State how many lines of the records contain the string "text", and give no other information.

#### Data provided

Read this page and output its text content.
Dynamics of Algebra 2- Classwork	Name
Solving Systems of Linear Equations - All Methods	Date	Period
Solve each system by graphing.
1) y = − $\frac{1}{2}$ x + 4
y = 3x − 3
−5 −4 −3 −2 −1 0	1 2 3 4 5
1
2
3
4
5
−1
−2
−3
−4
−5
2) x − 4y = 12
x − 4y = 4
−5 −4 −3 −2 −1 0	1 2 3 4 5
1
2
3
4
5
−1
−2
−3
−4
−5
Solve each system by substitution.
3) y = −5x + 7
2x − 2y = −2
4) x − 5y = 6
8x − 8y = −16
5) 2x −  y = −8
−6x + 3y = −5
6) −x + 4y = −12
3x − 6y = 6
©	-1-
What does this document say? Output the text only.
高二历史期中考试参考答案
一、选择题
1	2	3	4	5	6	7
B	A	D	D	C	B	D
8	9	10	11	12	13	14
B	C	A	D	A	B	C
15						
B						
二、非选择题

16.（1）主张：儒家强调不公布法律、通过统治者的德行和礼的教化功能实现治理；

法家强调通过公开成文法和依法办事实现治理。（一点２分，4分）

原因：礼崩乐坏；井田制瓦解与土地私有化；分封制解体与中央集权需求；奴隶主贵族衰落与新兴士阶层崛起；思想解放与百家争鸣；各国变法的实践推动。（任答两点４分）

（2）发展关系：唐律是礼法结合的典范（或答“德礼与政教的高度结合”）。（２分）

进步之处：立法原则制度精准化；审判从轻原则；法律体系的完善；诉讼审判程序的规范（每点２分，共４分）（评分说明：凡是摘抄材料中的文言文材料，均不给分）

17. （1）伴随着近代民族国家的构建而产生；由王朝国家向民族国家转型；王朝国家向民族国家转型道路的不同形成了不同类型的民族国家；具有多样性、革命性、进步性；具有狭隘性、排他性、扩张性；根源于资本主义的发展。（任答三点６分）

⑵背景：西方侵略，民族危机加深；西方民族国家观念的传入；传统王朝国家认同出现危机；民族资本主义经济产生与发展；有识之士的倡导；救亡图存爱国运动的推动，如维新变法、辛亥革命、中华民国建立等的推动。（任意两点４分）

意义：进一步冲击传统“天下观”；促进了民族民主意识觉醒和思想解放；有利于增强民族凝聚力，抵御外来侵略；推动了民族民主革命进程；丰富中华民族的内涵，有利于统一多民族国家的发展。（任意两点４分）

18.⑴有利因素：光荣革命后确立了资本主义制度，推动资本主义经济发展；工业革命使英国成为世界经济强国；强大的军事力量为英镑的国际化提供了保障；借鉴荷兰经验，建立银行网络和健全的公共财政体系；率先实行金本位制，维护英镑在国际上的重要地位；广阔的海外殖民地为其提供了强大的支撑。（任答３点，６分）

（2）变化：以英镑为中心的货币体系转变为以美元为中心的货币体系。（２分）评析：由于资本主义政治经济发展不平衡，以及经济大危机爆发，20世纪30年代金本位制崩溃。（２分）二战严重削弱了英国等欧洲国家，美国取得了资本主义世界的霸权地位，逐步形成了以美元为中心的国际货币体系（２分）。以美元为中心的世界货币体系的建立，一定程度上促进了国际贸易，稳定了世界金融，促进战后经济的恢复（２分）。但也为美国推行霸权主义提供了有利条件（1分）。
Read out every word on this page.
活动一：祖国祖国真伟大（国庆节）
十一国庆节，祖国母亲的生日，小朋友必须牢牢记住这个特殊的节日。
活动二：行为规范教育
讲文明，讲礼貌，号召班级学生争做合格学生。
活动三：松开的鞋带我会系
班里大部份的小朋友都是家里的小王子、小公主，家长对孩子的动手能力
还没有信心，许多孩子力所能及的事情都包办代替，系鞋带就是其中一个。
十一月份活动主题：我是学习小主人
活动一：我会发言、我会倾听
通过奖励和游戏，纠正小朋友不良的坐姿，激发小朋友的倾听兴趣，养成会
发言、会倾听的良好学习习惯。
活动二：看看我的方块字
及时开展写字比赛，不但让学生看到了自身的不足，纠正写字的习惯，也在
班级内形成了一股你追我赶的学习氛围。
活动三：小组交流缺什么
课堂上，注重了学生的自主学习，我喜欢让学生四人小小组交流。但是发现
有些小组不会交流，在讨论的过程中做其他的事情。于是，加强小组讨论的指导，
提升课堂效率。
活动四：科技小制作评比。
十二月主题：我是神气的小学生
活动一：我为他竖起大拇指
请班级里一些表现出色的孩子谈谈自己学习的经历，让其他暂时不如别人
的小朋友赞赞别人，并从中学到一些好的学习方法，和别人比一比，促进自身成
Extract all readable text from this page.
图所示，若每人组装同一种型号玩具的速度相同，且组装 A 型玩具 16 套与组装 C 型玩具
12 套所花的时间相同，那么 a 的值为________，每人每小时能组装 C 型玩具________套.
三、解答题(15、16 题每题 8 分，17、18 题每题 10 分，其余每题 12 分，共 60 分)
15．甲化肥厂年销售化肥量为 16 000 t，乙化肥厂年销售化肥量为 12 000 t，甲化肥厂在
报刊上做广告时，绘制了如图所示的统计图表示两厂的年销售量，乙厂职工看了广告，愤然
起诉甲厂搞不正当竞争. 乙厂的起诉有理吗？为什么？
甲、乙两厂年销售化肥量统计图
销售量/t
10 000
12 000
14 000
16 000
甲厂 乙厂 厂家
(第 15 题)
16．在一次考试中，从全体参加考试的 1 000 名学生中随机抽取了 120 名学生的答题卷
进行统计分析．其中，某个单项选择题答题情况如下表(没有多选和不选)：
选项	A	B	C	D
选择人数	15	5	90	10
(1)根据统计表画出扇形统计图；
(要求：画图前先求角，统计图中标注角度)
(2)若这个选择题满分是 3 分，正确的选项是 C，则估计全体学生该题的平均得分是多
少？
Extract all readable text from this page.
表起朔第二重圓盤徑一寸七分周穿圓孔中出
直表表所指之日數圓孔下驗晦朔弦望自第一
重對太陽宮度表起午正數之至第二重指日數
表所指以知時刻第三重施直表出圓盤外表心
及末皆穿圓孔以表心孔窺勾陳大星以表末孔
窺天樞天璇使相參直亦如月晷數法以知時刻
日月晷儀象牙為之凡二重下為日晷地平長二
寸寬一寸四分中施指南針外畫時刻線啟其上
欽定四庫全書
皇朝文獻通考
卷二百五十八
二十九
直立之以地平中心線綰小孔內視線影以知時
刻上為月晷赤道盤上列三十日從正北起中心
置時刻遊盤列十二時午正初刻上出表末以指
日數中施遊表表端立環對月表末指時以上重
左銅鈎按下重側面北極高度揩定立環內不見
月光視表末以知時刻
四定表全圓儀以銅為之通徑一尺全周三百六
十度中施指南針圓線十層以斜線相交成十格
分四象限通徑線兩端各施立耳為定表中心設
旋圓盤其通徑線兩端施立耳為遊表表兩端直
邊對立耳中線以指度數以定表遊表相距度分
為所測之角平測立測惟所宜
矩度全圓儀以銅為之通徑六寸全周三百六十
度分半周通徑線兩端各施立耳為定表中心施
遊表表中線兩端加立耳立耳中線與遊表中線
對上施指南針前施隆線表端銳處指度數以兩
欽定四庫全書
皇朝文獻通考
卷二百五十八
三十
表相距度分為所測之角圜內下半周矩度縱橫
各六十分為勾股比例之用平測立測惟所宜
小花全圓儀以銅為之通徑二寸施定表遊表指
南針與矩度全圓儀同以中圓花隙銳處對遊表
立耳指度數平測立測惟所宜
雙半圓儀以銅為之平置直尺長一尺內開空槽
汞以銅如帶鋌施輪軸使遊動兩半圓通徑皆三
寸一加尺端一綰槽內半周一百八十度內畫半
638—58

########

» **Answer to this task**: 4